[START Material to process]

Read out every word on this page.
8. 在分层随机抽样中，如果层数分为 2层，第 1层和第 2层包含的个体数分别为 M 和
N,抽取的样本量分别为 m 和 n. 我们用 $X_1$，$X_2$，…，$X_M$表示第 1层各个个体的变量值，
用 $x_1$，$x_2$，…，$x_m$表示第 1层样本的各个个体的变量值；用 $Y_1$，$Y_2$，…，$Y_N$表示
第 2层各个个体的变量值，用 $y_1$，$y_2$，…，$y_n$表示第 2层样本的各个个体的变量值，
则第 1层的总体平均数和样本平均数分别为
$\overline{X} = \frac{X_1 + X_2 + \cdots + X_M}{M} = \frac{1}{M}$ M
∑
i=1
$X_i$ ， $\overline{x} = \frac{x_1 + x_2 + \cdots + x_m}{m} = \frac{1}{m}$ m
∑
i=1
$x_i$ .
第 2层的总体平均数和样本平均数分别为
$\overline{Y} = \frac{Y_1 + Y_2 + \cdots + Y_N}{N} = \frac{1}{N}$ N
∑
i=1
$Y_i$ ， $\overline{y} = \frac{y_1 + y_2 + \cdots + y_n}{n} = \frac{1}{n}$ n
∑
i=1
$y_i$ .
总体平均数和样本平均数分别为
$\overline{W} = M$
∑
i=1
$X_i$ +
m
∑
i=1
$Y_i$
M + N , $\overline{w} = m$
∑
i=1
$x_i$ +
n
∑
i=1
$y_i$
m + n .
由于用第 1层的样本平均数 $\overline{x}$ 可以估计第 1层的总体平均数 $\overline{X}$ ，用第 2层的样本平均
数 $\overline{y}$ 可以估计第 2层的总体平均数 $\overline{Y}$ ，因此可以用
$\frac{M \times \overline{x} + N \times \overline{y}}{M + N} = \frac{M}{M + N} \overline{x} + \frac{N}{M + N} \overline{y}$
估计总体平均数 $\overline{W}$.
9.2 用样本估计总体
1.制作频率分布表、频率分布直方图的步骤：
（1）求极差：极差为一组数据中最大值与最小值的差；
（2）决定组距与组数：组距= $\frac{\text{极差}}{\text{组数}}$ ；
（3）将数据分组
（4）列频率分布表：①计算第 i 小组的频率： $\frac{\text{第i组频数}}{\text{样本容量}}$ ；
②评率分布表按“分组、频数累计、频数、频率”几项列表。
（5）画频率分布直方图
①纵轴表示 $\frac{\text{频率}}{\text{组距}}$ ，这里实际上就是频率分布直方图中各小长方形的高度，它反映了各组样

[END Material to process]

Find and copy every line in the entries above where the string "可以估计第" occurs.

Answer to this task:
由于用第 1层的样本平均数 $\overline{x}$ 可以估计第 1层的总体平均数 $\overline{X}$ ，用第 2层的样本平均
数 $\overline{y}$ 可以估计第 2层的总体平均数 $\overline{Y}$ ，因此可以用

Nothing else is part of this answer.